WHAT YOU NEED TO DO
All the data should be repeated exactly. Any image in it is left out.

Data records
════
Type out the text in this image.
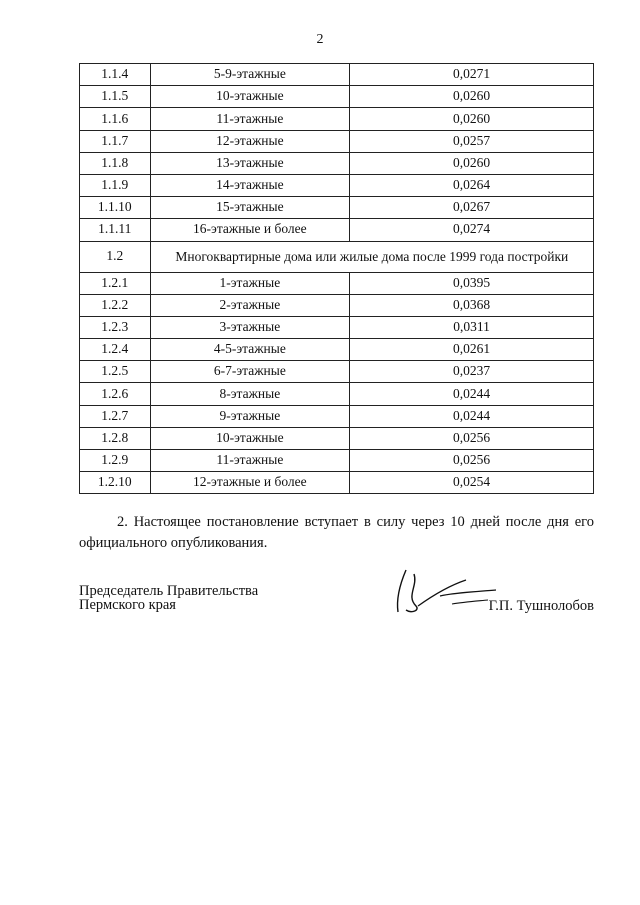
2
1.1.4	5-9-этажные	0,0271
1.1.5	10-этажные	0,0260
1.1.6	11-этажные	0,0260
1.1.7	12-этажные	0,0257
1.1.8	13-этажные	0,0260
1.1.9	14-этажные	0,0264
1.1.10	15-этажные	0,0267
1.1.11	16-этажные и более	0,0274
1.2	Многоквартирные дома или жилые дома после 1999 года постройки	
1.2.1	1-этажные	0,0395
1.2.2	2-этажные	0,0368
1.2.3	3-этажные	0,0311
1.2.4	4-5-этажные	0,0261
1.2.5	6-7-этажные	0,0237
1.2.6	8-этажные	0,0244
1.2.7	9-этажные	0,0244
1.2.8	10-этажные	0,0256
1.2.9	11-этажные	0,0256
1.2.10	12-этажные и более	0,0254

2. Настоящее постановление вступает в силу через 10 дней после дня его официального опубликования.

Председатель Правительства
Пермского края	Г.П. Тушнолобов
════
CORRECT RESPONSE
Type out the text in this image.
2
1.1.4	5-9-этажные	0,0271
1.1.5	10-этажные	0,0260
1.1.6	11-этажные	0,0260
1.1.7	12-этажные	0,0257
1.1.8	13-этажные	0,0260
1.1.9	14-этажные	0,0264
1.1.10	15-этажные	0,0267
1.1.11	16-этажные и более	0,0274
1.2	Многоквартирные дома или жилые дома после 1999 года постройки	
1.2.1	1-этажные	0,0395
1.2.2	2-этажные	0,0368
1.2.3	3-этажные	0,0311
1.2.4	4-5-этажные	0,0261
1.2.5	6-7-этажные	0,0237
1.2.6	8-этажные	0,0244
1.2.7	9-этажные	0,0244
1.2.8	10-этажные	0,0256
1.2.9	11-этажные	0,0256
1.2.10	12-этажные и более	0,0254

2. Настоящее постановление вступает в силу через 10 дней после дня его официального опубликования.

Председатель Правительства
Пермского края	Г.П. Тушнолобов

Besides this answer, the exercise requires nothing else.